Work instructions: Using the data below, copy every line that contains the word "Output".

Record excerpts:
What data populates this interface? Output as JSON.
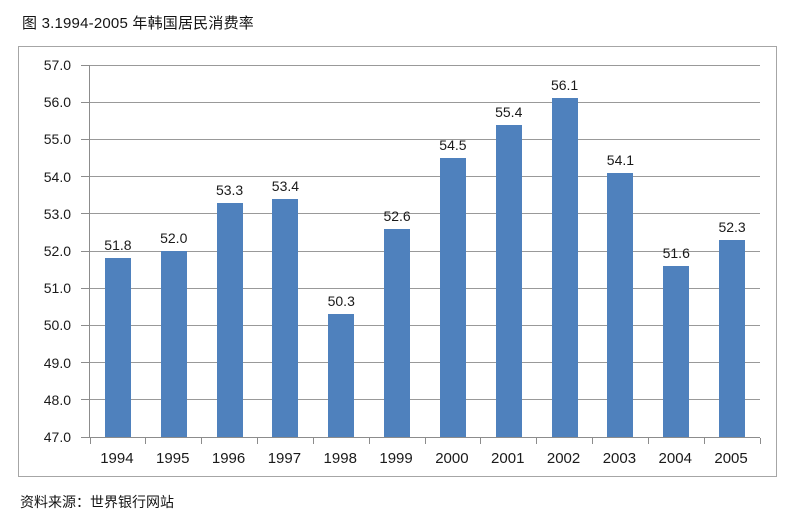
{
  "title": "图 3.1994-2005 年韩国居民消费率",
  "source_note": "资料来源：世界银行网站",
  "chart_data": {
    "type": "bar",
    "title": "图 3.1994-2005 年韩国居民消费率",
    "categories": [
      "1994",
      "1995",
      "1996",
      "1997",
      "1998",
      "1999",
      "2000",
      "2001",
      "2002",
      "2003",
      "2004",
      "2005"
    ],
    "values": [
      51.8,
      52.0,
      53.3,
      53.4,
      50.3,
      52.6,
      54.5,
      55.4,
      56.1,
      54.1,
      51.6,
      52.3
    ],
    "xlabel": "",
    "ylabel": "",
    "ylim": [
      47.0,
      57.0
    ],
    "ytick_step": 1.0,
    "yticks": [
      "57.0",
      "56.0",
      "55.0",
      "54.0",
      "53.0",
      "52.0",
      "51.0",
      "50.0",
      "49.0",
      "48.0",
      "47.0"
    ],
    "grid": true,
    "legend": false,
    "data_labels": true,
    "source": "资料来源：世界银行网站",
    "colors": {
      "bar": "#4F81BD",
      "gridline": "#999999",
      "axis": "#8c8c8c",
      "text": "#1a1a1a",
      "border": "#a6a6a6"
    }
  }
}
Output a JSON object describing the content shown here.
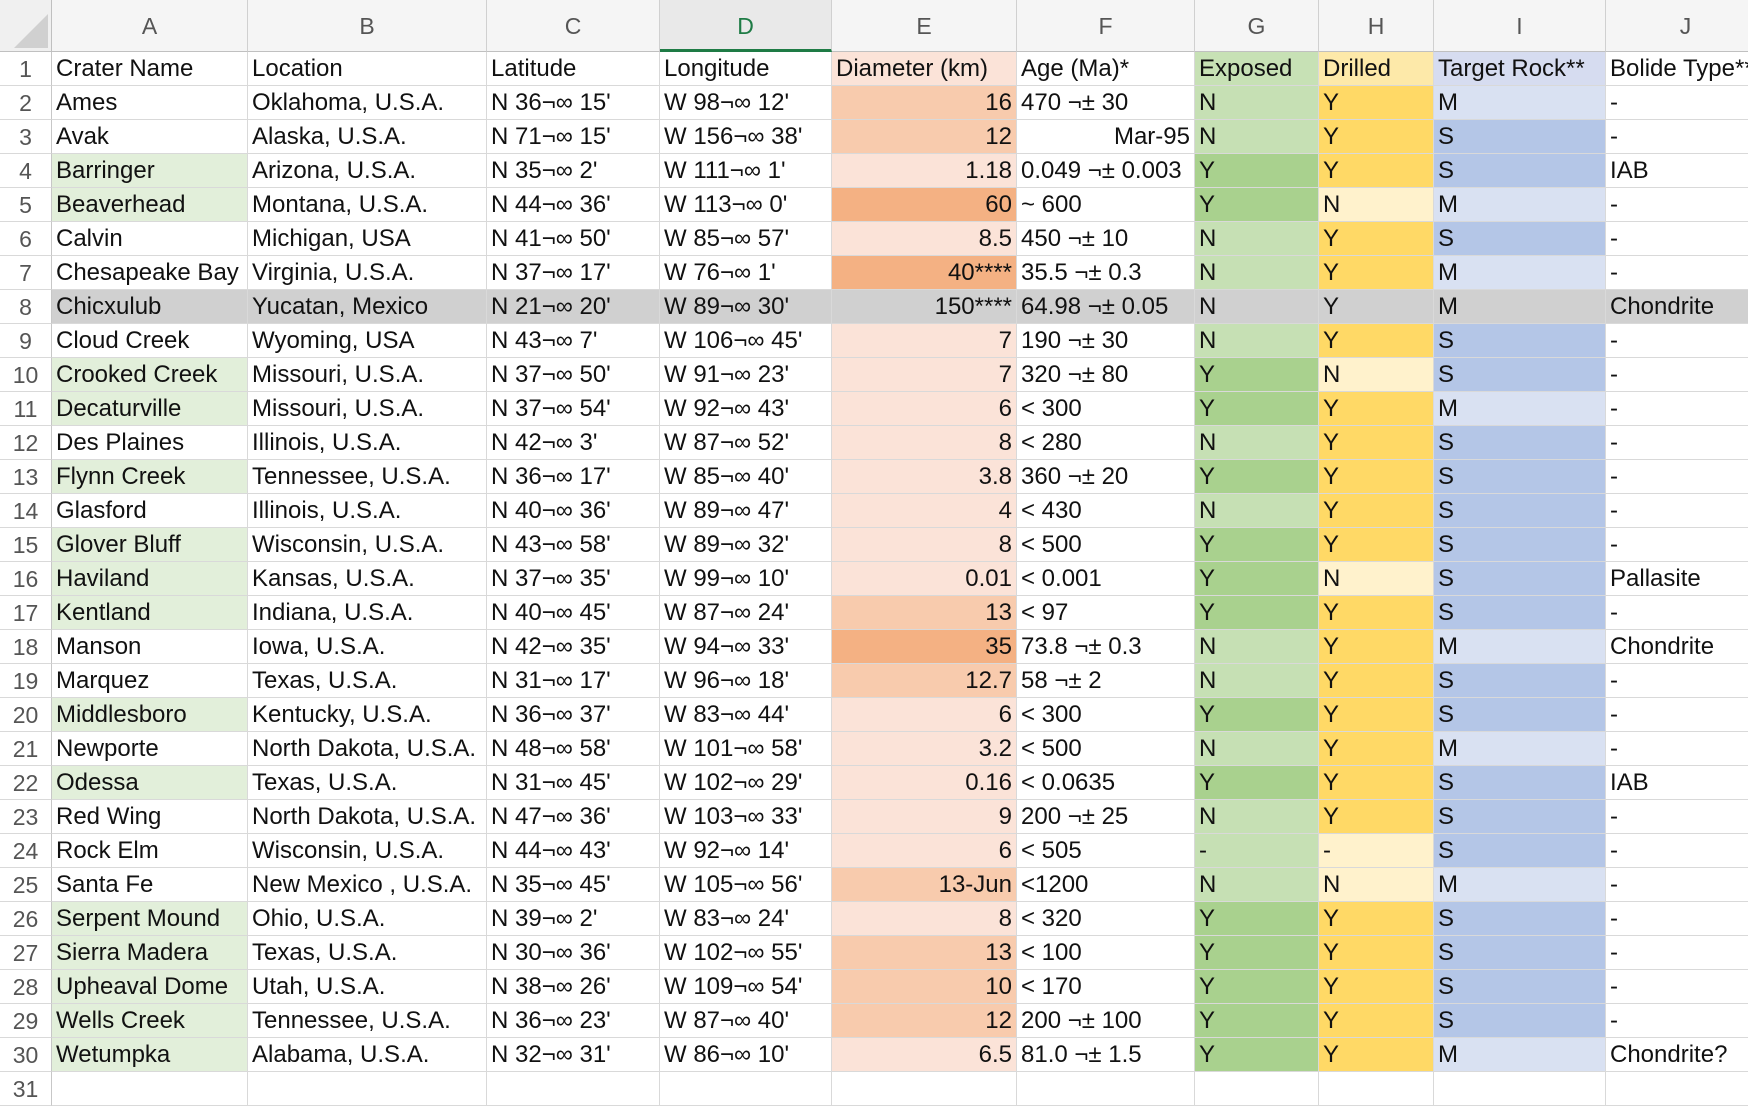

The reply:
What data populates this interface? Output as JSON.
Output a JSON object describing the content shown here.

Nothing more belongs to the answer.